::: Materials provided :::
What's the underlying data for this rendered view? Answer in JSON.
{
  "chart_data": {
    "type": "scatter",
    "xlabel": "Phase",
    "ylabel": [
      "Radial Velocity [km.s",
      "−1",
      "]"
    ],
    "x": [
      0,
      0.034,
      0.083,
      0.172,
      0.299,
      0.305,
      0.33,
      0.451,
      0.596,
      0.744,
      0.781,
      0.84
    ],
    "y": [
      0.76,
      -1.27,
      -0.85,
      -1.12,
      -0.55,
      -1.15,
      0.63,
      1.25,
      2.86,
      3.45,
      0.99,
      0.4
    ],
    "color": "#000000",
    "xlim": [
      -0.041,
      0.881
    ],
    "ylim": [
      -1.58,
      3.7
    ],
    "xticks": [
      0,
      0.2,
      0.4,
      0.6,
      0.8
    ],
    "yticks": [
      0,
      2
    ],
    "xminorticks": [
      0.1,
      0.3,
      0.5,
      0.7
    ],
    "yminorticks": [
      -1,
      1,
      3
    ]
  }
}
:::
Work required: Please restate the whole listing word for word.

Response for this exercise:
What's the underlying data for this rendered view? Answer in JSON.
{
  "chart_data": {
    "type": "scatter",
    "xlabel": "Phase",
    "ylabel": [
      "Radial Velocity [km.s",
      "−1",
      "]"
    ],
    "x": [
      0,
      0.034,
      0.083,
      0.172,
      0.299,
      0.305,
      0.33,
      0.451,
      0.596,
      0.744,
      0.781,
      0.84
    ],
    "y": [
      0.76,
      -1.27,
      -0.85,
      -1.12,
      -0.55,
      -1.15,
      0.63,
      1.25,
      2.86,
      3.45,
      0.99,
      0.4
    ],
    "color": "#000000",
    "xlim": [
      -0.041,
      0.881
    ],
    "ylim": [
      -1.58,
      3.7
    ],
    "xticks": [
      0,
      0.2,
      0.4,
      0.6,
      0.8
    ],
    "yticks": [
      0,
      2
    ],
    "xminorticks": [
      0.1,
      0.3,
      0.5,
      0.7
    ],
    "yminorticks": [
      -1,
      1,
      3
    ]
  }
}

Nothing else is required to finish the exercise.